**SUPPLIED DATA**

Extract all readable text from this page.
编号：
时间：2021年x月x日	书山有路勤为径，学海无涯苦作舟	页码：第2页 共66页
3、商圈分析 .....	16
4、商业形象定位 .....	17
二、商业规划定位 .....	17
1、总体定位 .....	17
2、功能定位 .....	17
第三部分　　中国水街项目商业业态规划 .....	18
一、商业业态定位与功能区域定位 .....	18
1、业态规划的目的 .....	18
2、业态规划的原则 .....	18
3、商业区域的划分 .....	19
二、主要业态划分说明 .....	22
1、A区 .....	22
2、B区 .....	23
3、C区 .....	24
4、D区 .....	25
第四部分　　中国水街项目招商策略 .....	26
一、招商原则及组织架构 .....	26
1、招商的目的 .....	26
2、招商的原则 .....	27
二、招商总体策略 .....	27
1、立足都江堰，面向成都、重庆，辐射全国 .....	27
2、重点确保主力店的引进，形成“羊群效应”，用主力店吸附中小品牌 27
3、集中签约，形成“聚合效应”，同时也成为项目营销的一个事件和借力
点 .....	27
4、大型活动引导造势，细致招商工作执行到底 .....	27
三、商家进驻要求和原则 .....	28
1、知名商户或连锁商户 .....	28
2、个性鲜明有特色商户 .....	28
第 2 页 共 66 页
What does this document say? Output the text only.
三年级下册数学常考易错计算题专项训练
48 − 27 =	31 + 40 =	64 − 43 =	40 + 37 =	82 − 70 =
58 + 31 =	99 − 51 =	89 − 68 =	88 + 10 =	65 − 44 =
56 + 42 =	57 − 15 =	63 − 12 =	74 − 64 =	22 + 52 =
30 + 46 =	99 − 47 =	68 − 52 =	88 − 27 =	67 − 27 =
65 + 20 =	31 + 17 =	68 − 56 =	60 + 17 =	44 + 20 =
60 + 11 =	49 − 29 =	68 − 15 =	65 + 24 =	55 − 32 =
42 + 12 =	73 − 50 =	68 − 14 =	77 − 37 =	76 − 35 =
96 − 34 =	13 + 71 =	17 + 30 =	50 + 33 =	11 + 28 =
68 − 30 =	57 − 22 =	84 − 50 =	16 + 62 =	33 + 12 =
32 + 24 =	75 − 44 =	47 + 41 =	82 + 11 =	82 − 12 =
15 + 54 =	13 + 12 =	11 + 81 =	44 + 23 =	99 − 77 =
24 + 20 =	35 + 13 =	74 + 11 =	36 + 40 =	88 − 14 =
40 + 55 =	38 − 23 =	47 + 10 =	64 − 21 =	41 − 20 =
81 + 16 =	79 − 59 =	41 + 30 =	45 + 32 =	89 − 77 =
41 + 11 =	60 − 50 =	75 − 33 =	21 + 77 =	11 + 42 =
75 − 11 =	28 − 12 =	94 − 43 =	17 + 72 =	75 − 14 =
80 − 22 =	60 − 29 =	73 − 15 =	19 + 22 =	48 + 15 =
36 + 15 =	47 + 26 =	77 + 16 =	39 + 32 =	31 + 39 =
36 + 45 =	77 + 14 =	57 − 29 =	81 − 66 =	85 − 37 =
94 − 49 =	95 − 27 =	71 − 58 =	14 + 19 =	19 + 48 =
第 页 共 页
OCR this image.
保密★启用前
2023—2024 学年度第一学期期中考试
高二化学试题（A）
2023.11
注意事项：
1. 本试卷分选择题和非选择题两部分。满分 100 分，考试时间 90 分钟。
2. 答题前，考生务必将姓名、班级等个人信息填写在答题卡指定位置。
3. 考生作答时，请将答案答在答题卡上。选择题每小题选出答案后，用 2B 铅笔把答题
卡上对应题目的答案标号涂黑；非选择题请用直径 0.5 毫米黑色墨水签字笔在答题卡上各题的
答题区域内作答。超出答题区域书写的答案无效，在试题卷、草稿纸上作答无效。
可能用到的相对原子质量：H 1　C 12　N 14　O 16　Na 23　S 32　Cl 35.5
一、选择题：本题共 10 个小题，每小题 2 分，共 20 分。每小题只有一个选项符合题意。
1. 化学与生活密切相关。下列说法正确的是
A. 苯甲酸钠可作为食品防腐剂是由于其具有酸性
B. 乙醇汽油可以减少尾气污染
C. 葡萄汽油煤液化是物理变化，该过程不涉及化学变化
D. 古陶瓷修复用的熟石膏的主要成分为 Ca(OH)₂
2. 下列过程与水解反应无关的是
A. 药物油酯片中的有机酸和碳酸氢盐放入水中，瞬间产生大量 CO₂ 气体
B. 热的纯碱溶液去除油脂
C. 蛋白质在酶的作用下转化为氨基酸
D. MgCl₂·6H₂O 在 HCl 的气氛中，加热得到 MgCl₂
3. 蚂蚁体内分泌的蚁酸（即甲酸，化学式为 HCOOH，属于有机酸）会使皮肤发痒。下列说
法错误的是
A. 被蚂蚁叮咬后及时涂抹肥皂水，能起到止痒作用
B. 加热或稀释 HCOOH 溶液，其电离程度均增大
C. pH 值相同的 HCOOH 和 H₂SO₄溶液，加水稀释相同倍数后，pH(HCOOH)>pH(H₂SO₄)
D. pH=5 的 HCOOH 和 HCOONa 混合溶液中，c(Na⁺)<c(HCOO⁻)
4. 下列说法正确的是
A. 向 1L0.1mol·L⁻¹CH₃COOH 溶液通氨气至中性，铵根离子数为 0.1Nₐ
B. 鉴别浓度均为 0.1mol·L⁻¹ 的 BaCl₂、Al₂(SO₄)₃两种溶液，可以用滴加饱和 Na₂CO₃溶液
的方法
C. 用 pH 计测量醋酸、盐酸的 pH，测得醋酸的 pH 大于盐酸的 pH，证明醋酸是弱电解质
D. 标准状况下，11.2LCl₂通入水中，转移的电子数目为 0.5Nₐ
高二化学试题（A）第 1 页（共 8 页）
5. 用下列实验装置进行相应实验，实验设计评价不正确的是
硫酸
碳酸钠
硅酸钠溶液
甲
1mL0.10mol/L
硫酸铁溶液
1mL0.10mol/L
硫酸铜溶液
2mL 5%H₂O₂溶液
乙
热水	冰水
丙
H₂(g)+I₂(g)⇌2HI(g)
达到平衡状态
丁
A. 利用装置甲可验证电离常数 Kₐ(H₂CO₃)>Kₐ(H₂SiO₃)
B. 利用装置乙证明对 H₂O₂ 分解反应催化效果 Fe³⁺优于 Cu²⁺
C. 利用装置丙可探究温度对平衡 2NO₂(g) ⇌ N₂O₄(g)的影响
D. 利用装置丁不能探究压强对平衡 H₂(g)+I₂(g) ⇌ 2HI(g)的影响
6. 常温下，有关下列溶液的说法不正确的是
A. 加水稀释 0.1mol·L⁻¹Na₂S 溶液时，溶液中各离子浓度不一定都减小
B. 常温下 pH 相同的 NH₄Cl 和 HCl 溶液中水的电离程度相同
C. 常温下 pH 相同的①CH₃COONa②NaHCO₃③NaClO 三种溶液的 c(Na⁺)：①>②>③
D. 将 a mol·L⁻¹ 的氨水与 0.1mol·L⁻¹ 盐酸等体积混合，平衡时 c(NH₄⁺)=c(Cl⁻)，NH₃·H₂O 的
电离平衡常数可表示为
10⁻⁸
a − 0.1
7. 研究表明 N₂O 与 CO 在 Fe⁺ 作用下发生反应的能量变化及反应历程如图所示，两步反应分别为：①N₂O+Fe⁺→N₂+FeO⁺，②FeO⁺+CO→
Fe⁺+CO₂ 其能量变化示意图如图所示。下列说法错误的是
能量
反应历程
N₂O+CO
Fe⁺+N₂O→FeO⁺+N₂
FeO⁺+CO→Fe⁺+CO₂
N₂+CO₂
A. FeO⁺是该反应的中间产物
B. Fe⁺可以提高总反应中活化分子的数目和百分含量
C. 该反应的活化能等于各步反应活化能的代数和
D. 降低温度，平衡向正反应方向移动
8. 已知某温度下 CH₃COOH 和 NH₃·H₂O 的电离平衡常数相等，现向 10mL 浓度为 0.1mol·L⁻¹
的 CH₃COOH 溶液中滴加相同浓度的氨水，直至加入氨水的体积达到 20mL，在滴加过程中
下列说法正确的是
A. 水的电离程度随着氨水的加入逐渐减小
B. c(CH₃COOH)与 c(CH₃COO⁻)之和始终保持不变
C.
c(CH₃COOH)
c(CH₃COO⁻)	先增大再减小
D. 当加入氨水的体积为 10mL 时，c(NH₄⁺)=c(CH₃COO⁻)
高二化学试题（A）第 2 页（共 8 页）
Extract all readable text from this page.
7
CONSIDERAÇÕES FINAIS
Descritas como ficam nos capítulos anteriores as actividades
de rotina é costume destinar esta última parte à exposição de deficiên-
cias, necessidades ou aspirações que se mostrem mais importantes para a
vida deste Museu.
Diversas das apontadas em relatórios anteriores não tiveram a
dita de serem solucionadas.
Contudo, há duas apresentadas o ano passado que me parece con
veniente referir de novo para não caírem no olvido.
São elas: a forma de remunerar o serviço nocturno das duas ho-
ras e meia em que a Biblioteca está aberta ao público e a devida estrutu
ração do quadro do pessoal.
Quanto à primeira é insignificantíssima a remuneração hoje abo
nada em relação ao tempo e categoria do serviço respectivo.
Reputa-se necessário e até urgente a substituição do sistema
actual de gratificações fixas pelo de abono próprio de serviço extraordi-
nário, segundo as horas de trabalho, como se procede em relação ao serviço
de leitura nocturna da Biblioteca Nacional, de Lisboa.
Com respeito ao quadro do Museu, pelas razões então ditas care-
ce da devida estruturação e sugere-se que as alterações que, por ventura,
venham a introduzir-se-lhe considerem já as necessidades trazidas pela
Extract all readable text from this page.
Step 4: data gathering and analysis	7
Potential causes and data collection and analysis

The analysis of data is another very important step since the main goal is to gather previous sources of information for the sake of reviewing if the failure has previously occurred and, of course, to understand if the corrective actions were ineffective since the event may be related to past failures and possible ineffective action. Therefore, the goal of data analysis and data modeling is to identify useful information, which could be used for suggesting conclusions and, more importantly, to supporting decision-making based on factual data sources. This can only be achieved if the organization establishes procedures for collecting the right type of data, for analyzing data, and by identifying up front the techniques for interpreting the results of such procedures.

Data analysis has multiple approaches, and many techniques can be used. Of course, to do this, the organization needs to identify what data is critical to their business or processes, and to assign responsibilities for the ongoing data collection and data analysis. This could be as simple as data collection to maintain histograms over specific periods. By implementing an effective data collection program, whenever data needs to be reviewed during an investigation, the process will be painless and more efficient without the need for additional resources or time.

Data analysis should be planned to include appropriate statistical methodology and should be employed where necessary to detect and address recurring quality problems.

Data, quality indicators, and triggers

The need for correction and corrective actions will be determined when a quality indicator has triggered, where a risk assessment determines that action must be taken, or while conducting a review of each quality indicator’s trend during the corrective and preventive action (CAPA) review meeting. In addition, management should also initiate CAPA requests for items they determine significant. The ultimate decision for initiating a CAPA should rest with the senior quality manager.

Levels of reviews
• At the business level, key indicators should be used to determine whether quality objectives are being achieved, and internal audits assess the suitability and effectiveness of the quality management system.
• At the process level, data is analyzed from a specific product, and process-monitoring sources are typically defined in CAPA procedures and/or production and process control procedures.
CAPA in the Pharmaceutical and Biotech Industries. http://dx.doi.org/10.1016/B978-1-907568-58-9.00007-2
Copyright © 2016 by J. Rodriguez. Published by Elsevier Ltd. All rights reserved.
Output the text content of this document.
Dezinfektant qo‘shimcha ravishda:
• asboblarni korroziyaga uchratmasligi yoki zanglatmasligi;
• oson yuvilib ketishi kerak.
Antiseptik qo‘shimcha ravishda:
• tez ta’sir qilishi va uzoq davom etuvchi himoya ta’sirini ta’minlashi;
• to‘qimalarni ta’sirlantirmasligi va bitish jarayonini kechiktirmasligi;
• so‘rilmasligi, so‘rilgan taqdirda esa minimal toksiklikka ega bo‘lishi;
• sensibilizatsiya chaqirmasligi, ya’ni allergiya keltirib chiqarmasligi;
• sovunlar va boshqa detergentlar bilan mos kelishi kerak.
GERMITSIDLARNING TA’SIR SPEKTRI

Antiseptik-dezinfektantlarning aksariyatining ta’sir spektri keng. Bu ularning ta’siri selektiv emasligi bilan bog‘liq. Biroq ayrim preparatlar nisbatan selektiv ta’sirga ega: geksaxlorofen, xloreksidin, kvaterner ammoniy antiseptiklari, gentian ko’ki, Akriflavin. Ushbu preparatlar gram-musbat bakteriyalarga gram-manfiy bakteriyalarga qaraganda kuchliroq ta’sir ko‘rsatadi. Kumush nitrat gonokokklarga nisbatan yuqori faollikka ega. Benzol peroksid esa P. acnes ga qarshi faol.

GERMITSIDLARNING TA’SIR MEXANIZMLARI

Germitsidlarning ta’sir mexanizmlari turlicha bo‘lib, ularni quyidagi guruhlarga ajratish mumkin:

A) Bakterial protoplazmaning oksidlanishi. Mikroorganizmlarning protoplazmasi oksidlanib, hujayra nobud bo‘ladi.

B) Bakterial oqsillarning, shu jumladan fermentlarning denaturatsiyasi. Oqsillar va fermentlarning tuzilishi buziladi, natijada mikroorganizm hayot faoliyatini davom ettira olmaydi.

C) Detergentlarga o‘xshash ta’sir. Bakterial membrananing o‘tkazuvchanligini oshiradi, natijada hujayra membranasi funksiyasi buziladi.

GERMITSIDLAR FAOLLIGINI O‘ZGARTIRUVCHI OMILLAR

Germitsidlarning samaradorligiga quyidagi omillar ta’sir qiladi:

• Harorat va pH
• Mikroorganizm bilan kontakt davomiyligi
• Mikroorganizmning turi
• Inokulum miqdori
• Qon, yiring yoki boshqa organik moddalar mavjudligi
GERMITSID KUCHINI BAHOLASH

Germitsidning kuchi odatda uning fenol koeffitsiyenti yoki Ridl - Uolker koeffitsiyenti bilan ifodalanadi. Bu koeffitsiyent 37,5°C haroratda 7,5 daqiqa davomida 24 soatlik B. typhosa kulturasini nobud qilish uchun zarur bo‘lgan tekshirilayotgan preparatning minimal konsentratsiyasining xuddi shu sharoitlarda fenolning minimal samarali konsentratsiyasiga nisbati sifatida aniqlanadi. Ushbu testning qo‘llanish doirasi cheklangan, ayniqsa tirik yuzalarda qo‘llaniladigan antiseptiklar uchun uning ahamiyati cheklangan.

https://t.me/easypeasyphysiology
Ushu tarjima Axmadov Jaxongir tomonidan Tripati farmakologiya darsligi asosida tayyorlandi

**STATED EXERCISE**
From the material above, copy each line that includes the word "quadro".

**ANSWER TO THE TASK**
ração do quadro do pessoal.
Com respeito ao quadro do Museu, pelas razões então ditas care-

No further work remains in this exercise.